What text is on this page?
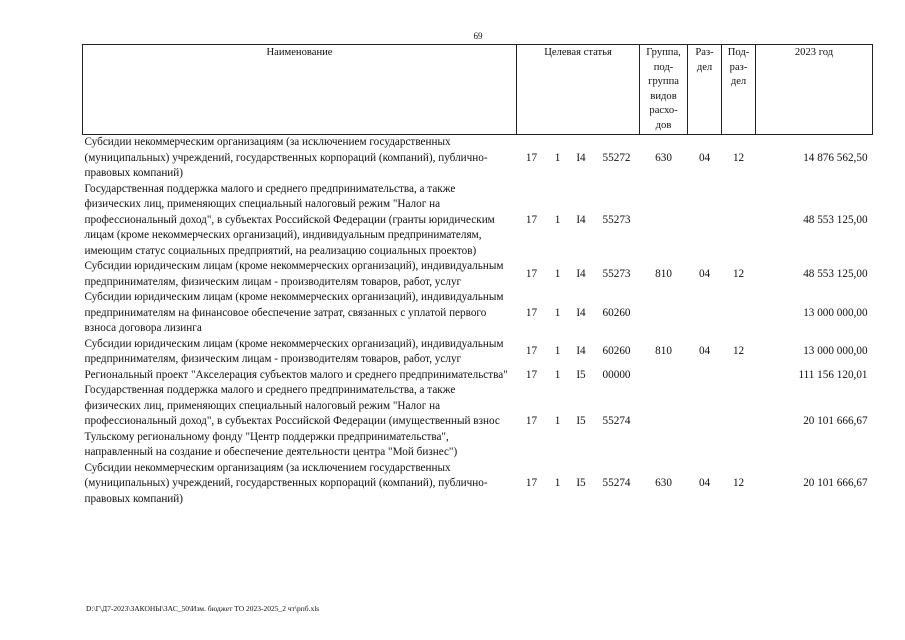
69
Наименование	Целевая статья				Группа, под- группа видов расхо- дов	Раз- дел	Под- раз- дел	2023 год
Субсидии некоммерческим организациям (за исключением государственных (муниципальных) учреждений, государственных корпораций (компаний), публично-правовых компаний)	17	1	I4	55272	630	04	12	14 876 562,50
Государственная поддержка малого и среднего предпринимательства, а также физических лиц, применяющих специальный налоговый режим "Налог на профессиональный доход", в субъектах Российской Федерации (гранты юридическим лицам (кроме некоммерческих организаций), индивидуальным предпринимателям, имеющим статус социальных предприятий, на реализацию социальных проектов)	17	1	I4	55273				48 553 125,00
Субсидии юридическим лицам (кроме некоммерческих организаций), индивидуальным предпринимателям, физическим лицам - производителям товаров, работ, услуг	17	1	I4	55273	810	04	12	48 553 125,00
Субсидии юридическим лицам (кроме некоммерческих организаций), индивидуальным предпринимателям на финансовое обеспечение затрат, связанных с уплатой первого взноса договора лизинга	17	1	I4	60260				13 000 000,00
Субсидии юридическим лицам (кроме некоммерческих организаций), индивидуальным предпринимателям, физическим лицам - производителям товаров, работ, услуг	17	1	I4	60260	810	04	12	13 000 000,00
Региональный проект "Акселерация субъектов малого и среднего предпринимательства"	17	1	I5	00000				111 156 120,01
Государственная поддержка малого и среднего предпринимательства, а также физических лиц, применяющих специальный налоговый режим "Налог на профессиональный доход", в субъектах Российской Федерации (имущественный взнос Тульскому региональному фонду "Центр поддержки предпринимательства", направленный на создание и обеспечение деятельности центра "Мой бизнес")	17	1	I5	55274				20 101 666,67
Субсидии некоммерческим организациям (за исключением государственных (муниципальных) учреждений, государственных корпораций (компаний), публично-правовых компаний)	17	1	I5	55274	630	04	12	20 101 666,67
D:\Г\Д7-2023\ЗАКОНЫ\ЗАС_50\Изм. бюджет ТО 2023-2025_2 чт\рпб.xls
☆ ☆ ☆ ☆
Pull out every line of the entries that includes the word "публично".

Субсидии некоммерческим организациям (за исключением государственных (муниципальных) учреждений, государственных корпораций (компаний), публично-правовых компаний)	17	1	I4	55272	630	04	12	14 876 562,50
Субсидии некоммерческим организациям (за исключением государственных (муниципальных) учреждений, государственных корпораций (компаний), публично-правовых компаний)	17	1	I5	55274	630	04	12	20 101 666,67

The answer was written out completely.